--- BEGIN Records for processing ---
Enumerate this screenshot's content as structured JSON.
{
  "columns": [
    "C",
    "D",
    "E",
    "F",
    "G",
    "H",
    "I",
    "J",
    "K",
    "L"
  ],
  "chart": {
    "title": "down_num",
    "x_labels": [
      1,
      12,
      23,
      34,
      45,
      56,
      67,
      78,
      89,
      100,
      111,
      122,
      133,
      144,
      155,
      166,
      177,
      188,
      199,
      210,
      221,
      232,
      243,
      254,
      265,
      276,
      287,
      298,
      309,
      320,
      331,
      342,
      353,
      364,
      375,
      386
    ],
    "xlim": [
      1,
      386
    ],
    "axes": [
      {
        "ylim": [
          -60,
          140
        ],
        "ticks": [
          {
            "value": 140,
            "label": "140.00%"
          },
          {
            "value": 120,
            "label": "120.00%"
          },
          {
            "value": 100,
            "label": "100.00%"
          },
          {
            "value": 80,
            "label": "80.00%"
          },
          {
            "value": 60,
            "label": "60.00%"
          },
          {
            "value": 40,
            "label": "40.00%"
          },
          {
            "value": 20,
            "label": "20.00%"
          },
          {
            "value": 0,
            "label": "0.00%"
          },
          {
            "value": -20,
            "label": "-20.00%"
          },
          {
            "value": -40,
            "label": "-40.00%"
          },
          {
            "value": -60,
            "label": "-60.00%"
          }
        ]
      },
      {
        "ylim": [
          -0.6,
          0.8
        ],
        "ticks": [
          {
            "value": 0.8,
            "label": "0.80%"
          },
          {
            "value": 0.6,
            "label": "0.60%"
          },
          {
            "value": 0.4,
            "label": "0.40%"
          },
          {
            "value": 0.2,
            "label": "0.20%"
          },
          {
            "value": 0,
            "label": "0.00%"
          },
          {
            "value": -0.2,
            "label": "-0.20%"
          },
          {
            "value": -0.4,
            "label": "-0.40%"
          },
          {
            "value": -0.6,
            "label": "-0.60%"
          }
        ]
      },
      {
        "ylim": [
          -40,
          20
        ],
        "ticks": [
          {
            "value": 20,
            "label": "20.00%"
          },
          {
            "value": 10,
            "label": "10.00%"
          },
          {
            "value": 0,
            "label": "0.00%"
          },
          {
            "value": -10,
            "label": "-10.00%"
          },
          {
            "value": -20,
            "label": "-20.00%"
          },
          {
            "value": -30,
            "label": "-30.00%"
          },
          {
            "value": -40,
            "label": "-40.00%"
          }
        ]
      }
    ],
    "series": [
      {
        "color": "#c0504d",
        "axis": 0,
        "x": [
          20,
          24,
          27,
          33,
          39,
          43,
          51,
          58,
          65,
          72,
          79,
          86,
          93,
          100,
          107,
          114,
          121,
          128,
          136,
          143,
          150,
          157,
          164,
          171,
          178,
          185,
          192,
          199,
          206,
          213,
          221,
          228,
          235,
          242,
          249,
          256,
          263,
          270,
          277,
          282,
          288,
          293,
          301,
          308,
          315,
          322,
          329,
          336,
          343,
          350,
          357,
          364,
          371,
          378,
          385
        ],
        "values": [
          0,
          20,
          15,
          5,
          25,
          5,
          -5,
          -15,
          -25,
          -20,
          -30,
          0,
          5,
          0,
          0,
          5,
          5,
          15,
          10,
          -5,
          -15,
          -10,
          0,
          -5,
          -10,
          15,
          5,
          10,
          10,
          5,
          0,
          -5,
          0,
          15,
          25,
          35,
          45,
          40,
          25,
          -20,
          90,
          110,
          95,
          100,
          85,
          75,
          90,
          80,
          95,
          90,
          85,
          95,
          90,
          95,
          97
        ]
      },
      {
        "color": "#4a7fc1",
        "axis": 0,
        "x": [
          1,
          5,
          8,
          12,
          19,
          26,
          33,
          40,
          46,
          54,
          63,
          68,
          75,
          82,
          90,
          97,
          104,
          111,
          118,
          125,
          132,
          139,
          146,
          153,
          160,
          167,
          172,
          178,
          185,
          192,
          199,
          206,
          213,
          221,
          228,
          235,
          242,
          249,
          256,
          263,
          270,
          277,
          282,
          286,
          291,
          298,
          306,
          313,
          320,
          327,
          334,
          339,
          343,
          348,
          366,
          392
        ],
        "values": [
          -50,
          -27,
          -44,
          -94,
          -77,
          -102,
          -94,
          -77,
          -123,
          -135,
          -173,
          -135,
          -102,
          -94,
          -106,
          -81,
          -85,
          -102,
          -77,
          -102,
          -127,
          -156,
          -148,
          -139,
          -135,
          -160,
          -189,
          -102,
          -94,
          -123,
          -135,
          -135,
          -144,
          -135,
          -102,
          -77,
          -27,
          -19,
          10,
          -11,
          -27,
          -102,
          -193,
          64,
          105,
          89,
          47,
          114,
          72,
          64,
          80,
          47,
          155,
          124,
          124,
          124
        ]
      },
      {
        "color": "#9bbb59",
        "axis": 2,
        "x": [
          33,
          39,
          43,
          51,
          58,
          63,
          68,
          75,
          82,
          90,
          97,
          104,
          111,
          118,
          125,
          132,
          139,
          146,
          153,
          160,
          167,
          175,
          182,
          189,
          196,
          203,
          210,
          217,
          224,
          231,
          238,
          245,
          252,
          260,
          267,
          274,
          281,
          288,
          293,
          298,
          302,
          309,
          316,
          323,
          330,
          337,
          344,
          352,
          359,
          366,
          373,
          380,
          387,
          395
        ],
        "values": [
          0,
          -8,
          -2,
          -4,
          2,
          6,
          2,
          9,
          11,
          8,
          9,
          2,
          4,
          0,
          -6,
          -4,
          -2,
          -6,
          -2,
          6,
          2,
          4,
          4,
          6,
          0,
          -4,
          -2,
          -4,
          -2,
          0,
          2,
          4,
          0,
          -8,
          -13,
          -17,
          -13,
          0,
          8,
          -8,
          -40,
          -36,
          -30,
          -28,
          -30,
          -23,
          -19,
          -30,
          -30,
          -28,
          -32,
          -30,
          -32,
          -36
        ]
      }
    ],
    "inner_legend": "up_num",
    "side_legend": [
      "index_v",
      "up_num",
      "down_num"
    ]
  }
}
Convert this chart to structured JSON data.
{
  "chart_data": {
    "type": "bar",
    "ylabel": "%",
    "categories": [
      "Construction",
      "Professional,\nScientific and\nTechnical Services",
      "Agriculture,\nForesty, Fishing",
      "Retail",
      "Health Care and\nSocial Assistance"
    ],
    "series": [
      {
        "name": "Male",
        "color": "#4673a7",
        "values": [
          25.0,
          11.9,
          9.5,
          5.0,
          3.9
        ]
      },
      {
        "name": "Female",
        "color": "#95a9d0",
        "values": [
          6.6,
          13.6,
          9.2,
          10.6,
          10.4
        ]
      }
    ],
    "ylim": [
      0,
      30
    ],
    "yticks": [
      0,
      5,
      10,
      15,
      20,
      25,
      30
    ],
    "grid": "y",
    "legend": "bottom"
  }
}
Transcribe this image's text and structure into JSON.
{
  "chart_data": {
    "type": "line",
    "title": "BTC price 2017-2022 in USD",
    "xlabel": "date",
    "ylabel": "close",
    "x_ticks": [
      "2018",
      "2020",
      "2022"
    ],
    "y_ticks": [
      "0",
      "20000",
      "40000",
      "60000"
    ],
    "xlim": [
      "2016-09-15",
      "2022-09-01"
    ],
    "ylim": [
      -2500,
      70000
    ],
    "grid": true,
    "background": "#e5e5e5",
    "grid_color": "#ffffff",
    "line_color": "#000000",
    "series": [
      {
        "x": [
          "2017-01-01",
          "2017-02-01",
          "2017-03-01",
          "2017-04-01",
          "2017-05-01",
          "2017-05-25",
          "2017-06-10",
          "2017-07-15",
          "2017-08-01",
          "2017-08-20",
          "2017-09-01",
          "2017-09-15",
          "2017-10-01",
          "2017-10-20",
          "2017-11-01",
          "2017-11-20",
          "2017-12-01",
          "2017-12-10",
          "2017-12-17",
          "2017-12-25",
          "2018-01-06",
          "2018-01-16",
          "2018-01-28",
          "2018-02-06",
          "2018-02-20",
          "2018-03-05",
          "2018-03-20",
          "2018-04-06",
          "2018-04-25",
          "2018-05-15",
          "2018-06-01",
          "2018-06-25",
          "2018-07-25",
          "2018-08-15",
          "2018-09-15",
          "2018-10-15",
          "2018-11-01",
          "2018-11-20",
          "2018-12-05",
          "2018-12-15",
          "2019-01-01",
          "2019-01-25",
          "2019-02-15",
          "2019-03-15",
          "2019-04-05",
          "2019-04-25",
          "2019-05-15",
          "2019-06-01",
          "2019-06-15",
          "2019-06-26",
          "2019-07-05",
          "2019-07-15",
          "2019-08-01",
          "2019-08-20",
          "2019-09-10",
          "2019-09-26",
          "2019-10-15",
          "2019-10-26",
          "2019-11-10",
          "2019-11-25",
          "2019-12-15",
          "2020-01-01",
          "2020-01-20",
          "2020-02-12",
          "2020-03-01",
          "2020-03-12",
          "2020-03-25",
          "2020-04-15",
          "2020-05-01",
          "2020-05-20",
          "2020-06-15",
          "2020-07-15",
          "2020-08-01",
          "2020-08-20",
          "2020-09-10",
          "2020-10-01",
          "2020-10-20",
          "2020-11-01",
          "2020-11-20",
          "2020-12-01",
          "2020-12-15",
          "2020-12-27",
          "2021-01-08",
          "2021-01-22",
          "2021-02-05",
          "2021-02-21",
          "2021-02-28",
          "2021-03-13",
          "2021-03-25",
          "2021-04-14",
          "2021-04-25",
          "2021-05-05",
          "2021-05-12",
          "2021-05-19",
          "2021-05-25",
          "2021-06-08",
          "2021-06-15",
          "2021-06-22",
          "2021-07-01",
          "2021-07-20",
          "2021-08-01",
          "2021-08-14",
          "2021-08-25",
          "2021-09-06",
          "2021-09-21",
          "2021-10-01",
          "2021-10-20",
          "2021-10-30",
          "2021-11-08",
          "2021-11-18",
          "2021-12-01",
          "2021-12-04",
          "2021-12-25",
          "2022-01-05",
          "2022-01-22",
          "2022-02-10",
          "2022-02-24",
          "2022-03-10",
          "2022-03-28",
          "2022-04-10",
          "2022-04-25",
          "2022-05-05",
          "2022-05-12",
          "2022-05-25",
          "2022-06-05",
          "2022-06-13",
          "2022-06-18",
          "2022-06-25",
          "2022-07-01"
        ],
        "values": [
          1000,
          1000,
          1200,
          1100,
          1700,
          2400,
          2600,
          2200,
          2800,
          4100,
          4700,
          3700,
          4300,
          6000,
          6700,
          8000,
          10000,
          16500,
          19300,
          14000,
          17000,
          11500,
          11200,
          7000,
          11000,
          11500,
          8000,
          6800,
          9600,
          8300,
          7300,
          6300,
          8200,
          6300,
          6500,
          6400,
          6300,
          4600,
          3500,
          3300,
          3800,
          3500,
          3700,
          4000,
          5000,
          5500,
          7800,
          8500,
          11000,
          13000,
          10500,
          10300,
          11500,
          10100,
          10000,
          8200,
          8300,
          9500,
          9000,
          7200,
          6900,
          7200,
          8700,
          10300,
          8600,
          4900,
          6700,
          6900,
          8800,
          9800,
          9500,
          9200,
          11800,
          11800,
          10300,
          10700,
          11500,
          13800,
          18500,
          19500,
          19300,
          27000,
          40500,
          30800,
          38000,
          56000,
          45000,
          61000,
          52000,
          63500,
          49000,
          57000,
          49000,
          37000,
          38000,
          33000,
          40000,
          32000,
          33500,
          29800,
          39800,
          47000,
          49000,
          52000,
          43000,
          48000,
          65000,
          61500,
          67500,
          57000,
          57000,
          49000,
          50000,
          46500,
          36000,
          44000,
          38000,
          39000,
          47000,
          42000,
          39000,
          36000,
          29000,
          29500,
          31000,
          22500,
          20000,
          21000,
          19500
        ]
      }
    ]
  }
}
--- END Records for processing ---
• [Exercise brief]:
Pick out every line with the string "structured" and copy it.

• [Solution]:
Enumerate this screenshot's content as structured JSON.
Convert this chart to structured JSON data.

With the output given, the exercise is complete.